## [Work required]
Swap "Encouragement" for "Support" everywhere in the data below and reproduce every other line unchanged, omitting the pictures.

┌─ Source records

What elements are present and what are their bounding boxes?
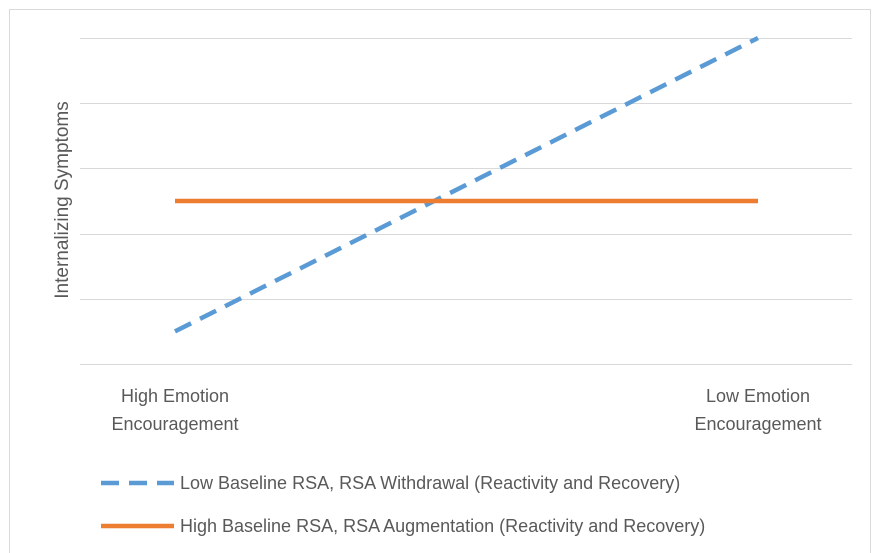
legend: Low Baseline RSA, RSA Withdrawal (Reacti… — [101, 473, 705, 536]
y-axis-label: Internalizing Symptoms — [52, 101, 73, 298]
x-tick-label: Low Emotion — [706, 386, 810, 406]
chart-border — [9, 9, 871, 553]
series-layer — [173, 35, 760, 334]
gridlines — [80, 38, 852, 365]
x-tick-labels: High Emotion Encouragement Low Emotion Enco… — [111, 386, 821, 434]
x-tick-label: High Emotion — [121, 386, 229, 406]
legend-label-2: High Baseline RSA, RSA Augmentation (Rea… — [180, 516, 705, 536]
x-tick-label: Encouragement — [694, 414, 821, 434]
x-tick-label: Encouragement — [111, 414, 238, 434]
legend-label-1: Low Baseline RSA, RSA Withdrawal (Reacti… — [180, 473, 680, 493]
series-line-1 — [173, 35, 760, 334]
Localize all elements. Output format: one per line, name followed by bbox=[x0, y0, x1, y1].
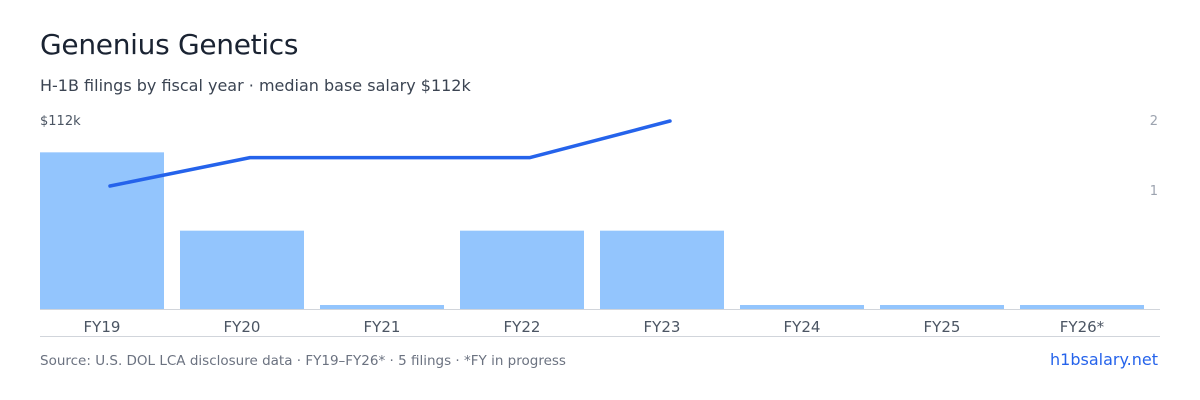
chart-title: Genenius Genetics bbox=[40, 28, 299, 61]
bar-fy21 bbox=[320, 305, 444, 309]
bar-fy26-star bbox=[1020, 305, 1144, 309]
bars-layer bbox=[40, 152, 1144, 309]
bar-fy20 bbox=[180, 230, 304, 309]
x-tick-label: FY23 bbox=[644, 318, 681, 336]
footer-source: Source: U.S. DOL LCA disclosure data · F… bbox=[40, 353, 566, 369]
x-tick-label: FY25 bbox=[924, 318, 961, 336]
chart-subtitle: H-1B filings by fiscal year · median bas… bbox=[40, 76, 471, 95]
x-tick-label: FY24 bbox=[784, 318, 821, 336]
x-tick-labels: FY19 FY20 FY21 FY22 FY23 FY24 FY25 FY26* bbox=[84, 318, 1105, 336]
x-tick-label: FY26* bbox=[1060, 318, 1105, 336]
x-tick-label: FY19 bbox=[84, 318, 121, 336]
x-tick-label: FY21 bbox=[364, 318, 401, 336]
salary-line bbox=[108, 119, 672, 188]
footer-brand-link[interactable]: h1bsalary.net bbox=[1050, 350, 1158, 369]
right-axis-tick-1: 1 bbox=[1150, 184, 1158, 199]
bar-fy22 bbox=[460, 230, 584, 309]
x-tick-label: FY20 bbox=[224, 318, 261, 336]
x-tick-label: FY22 bbox=[504, 318, 541, 336]
bar-fy25 bbox=[880, 305, 1004, 309]
bar-fy23 bbox=[600, 230, 724, 309]
bar-fy24 bbox=[740, 305, 864, 309]
bar-fy19 bbox=[40, 152, 164, 309]
right-axis-tick-2: 2 bbox=[1150, 114, 1158, 129]
left-axis-top-label: $112k bbox=[40, 114, 81, 129]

└─

## [Complete output]
What elements are present and what are their bounding boxes?
legend: Low Baseline RSA, RSA Withdrawal (Reacti… — [101, 473, 705, 536]
y-axis-label: Internalizing Symptoms — [52, 101, 73, 298]
x-tick-label: Low Emotion — [706, 386, 810, 406]
chart-border — [9, 9, 871, 553]
series-layer — [173, 35, 760, 334]
gridlines — [80, 38, 852, 365]
x-tick-labels: High Emotion Support Low Emotion Enco… — [111, 386, 821, 434]
x-tick-label: High Emotion — [121, 386, 229, 406]
legend-label-2: High Baseline RSA, RSA Augmentation (Rea… — [180, 516, 705, 536]
x-tick-label: Support — [694, 414, 821, 434]
x-tick-label: Support — [111, 414, 238, 434]
legend-label-1: Low Baseline RSA, RSA Withdrawal (Reacti… — [180, 473, 680, 493]
series-line-1 — [173, 35, 760, 334]
Localize all elements. Output format: one per line, name followed by bbox=[x0, y0, x1, y1].
chart-title: Genenius Genetics bbox=[40, 28, 299, 61]
bar-fy21 bbox=[320, 305, 444, 309]
bar-fy26-star bbox=[1020, 305, 1144, 309]
bars-layer bbox=[40, 152, 1144, 309]
bar-fy20 bbox=[180, 230, 304, 309]
x-tick-label: FY23 bbox=[644, 318, 681, 336]
footer-source: Source: U.S. DOL LCA disclosure data · F… bbox=[40, 353, 566, 369]
x-tick-label: FY25 bbox=[924, 318, 961, 336]
chart-subtitle: H-1B filings by fiscal year · median bas… bbox=[40, 76, 471, 95]
x-tick-label: FY24 bbox=[784, 318, 821, 336]
x-tick-labels: FY19 FY20 FY21 FY22 FY23 FY24 FY25 FY26* bbox=[84, 318, 1105, 336]
x-tick-label: FY26* bbox=[1060, 318, 1105, 336]
x-tick-label: FY19 bbox=[84, 318, 121, 336]
x-tick-label: FY21 bbox=[364, 318, 401, 336]
salary-line bbox=[108, 119, 672, 188]
footer-brand-link[interactable]: h1bsalary.net bbox=[1050, 350, 1158, 369]
right-axis-tick-1: 1 bbox=[1150, 184, 1158, 199]
bar-fy22 bbox=[460, 230, 584, 309]
x-tick-label: FY20 bbox=[224, 318, 261, 336]
x-tick-label: FY22 bbox=[504, 318, 541, 336]
bar-fy25 bbox=[880, 305, 1004, 309]
bar-fy23 bbox=[600, 230, 724, 309]
bar-fy24 bbox=[740, 305, 864, 309]
bar-fy19 bbox=[40, 152, 164, 309]
right-axis-tick-2: 2 bbox=[1150, 114, 1158, 129]
left-axis-top-label: $112k bbox=[40, 114, 81, 129]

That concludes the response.